TASK TO CARRY OUT
Print all records exactly, leaving nothing out.

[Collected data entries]
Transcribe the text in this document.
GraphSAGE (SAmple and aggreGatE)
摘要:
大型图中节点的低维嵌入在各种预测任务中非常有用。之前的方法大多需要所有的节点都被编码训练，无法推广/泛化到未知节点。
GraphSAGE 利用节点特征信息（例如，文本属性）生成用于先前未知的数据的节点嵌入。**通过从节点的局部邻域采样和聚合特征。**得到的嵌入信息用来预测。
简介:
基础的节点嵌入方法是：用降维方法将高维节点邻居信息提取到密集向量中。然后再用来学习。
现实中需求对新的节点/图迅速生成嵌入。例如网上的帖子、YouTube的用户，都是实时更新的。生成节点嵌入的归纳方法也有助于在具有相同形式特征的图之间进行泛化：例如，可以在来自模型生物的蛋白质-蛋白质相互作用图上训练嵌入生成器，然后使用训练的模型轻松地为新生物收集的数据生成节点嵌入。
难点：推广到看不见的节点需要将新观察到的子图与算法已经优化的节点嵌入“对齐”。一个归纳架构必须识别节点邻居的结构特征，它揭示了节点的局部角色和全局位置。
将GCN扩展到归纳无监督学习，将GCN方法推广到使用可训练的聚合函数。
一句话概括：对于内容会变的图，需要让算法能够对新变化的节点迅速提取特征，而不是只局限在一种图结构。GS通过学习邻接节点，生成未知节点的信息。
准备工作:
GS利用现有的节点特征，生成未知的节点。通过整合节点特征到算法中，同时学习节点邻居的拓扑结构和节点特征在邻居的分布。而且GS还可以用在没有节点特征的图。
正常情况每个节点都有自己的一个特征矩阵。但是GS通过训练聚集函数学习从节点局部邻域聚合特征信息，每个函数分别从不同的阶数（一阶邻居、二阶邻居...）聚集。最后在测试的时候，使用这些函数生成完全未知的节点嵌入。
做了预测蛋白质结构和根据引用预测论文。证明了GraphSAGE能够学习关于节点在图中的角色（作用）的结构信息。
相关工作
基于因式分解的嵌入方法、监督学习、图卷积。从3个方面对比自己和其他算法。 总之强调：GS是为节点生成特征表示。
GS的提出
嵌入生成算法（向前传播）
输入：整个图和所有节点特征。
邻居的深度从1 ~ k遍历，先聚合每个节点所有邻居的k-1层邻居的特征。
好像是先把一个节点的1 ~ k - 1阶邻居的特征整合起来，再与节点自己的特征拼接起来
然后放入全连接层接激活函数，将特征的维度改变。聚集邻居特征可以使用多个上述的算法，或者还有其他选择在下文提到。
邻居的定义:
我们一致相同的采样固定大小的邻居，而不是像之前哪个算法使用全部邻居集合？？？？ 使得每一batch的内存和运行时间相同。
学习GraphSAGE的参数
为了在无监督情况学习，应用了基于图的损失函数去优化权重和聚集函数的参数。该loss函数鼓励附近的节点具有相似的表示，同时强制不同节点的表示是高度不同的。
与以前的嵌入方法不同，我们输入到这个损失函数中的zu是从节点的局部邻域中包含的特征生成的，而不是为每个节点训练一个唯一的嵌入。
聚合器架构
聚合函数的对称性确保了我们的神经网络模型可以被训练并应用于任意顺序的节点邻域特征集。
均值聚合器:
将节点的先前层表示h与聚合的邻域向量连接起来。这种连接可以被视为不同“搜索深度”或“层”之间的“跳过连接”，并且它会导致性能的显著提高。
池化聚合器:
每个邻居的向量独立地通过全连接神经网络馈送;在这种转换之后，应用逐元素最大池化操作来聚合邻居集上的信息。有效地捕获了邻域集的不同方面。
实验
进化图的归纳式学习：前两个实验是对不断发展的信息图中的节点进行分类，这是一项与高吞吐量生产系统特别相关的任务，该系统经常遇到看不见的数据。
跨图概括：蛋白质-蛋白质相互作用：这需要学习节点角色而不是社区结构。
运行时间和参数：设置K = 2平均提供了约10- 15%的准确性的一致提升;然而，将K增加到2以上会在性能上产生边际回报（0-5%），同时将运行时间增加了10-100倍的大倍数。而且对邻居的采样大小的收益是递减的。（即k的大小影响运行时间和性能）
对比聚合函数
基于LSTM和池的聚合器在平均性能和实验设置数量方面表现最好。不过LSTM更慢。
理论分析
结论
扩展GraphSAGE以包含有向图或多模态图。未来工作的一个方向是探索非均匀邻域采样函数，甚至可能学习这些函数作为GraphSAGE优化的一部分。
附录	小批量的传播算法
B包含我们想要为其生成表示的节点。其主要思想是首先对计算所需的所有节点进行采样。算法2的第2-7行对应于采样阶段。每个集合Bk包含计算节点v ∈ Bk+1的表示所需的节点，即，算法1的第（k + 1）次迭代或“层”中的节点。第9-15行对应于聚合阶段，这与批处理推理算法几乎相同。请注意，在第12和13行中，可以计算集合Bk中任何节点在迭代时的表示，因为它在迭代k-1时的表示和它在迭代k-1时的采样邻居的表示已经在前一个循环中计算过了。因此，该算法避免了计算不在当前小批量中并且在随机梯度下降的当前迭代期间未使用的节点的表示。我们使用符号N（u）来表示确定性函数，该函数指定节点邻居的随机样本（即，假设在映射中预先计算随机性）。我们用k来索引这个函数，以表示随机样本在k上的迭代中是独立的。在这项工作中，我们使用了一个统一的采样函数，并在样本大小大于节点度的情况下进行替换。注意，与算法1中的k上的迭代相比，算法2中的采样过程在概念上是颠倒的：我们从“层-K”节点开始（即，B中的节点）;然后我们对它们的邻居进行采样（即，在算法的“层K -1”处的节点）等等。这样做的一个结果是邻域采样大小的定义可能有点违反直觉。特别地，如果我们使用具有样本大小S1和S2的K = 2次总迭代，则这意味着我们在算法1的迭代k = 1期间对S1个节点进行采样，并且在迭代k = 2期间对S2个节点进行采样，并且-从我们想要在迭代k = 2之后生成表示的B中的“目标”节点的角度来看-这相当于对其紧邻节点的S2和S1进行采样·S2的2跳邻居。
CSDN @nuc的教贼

COMPLETED EXERCISE
Transcribe the text in this document.
GraphSAGE (SAmple and aggreGatE)
摘要:
大型图中节点的低维嵌入在各种预测任务中非常有用。之前的方法大多需要所有的节点都被编码训练，无法推广/泛化到未知节点。
GraphSAGE 利用节点特征信息（例如，文本属性）生成用于先前未知的数据的节点嵌入。**通过从节点的局部邻域采样和聚合特征。**得到的嵌入信息用来预测。
简介:
基础的节点嵌入方法是：用降维方法将高维节点邻居信息提取到密集向量中。然后再用来学习。
现实中需求对新的节点/图迅速生成嵌入。例如网上的帖子、YouTube的用户，都是实时更新的。生成节点嵌入的归纳方法也有助于在具有相同形式特征的图之间进行泛化：例如，可以在来自模型生物的蛋白质-蛋白质相互作用图上训练嵌入生成器，然后使用训练的模型轻松地为新生物收集的数据生成节点嵌入。
难点：推广到看不见的节点需要将新观察到的子图与算法已经优化的节点嵌入“对齐”。一个归纳架构必须识别节点邻居的结构特征，它揭示了节点的局部角色和全局位置。
将GCN扩展到归纳无监督学习，将GCN方法推广到使用可训练的聚合函数。
一句话概括：对于内容会变的图，需要让算法能够对新变化的节点迅速提取特征，而不是只局限在一种图结构。GS通过学习邻接节点，生成未知节点的信息。
准备工作:
GS利用现有的节点特征，生成未知的节点。通过整合节点特征到算法中，同时学习节点邻居的拓扑结构和节点特征在邻居的分布。而且GS还可以用在没有节点特征的图。
正常情况每个节点都有自己的一个特征矩阵。但是GS通过训练聚集函数学习从节点局部邻域聚合特征信息，每个函数分别从不同的阶数（一阶邻居、二阶邻居...）聚集。最后在测试的时候，使用这些函数生成完全未知的节点嵌入。
做了预测蛋白质结构和根据引用预测论文。证明了GraphSAGE能够学习关于节点在图中的角色（作用）的结构信息。
相关工作
基于因式分解的嵌入方法、监督学习、图卷积。从3个方面对比自己和其他算法。 总之强调：GS是为节点生成特征表示。
GS的提出
嵌入生成算法（向前传播）
输入：整个图和所有节点特征。
邻居的深度从1 ~ k遍历，先聚合每个节点所有邻居的k-1层邻居的特征。
好像是先把一个节点的1 ~ k - 1阶邻居的特征整合起来，再与节点自己的特征拼接起来
然后放入全连接层接激活函数，将特征的维度改变。聚集邻居特征可以使用多个上述的算法，或者还有其他选择在下文提到。
邻居的定义:
我们一致相同的采样固定大小的邻居，而不是像之前哪个算法使用全部邻居集合？？？？ 使得每一batch的内存和运行时间相同。
学习GraphSAGE的参数
为了在无监督情况学习，应用了基于图的损失函数去优化权重和聚集函数的参数。该loss函数鼓励附近的节点具有相似的表示，同时强制不同节点的表示是高度不同的。
与以前的嵌入方法不同，我们输入到这个损失函数中的zu是从节点的局部邻域中包含的特征生成的，而不是为每个节点训练一个唯一的嵌入。
聚合器架构
聚合函数的对称性确保了我们的神经网络模型可以被训练并应用于任意顺序的节点邻域特征集。
均值聚合器:
将节点的先前层表示h与聚合的邻域向量连接起来。这种连接可以被视为不同“搜索深度”或“层”之间的“跳过连接”，并且它会导致性能的显著提高。
池化聚合器:
每个邻居的向量独立地通过全连接神经网络馈送;在这种转换之后，应用逐元素最大池化操作来聚合邻居集上的信息。有效地捕获了邻域集的不同方面。
实验
进化图的归纳式学习：前两个实验是对不断发展的信息图中的节点进行分类，这是一项与高吞吐量生产系统特别相关的任务，该系统经常遇到看不见的数据。
跨图概括：蛋白质-蛋白质相互作用：这需要学习节点角色而不是社区结构。
运行时间和参数：设置K = 2平均提供了约10- 15%的准确性的一致提升;然而，将K增加到2以上会在性能上产生边际回报（0-5%），同时将运行时间增加了10-100倍的大倍数。而且对邻居的采样大小的收益是递减的。（即k的大小影响运行时间和性能）
对比聚合函数
基于LSTM和池的聚合器在平均性能和实验设置数量方面表现最好。不过LSTM更慢。
理论分析
结论
扩展GraphSAGE以包含有向图或多模态图。未来工作的一个方向是探索非均匀邻域采样函数，甚至可能学习这些函数作为GraphSAGE优化的一部分。
附录	小批量的传播算法
B包含我们想要为其生成表示的节点。其主要思想是首先对计算所需的所有节点进行采样。算法2的第2-7行对应于采样阶段。每个集合Bk包含计算节点v ∈ Bk+1的表示所需的节点，即，算法1的第（k + 1）次迭代或“层”中的节点。第9-15行对应于聚合阶段，这与批处理推理算法几乎相同。请注意，在第12和13行中，可以计算集合Bk中任何节点在迭代时的表示，因为它在迭代k-1时的表示和它在迭代k-1时的采样邻居的表示已经在前一个循环中计算过了。因此，该算法避免了计算不在当前小批量中并且在随机梯度下降的当前迭代期间未使用的节点的表示。我们使用符号N（u）来表示确定性函数，该函数指定节点邻居的随机样本（即，假设在映射中预先计算随机性）。我们用k来索引这个函数，以表示随机样本在k上的迭代中是独立的。在这项工作中，我们使用了一个统一的采样函数，并在样本大小大于节点度的情况下进行替换。注意，与算法1中的k上的迭代相比，算法2中的采样过程在概念上是颠倒的：我们从“层-K”节点开始（即，B中的节点）;然后我们对它们的邻居进行采样（即，在算法的“层K -1”处的节点）等等。这样做的一个结果是邻域采样大小的定义可能有点违反直觉。特别地，如果我们使用具有样本大小S1和S2的K = 2次总迭代，则这意味着我们在算法1的迭代k = 1期间对S1个节点进行采样，并且在迭代k = 2期间对S2个节点进行采样，并且-从我们想要在迭代k = 2之后生成表示的B中的“目标”节点的角度来看-这相当于对其紧邻节点的S2和S1进行采样·S2的2跳邻居。
CSDN @nuc的教贼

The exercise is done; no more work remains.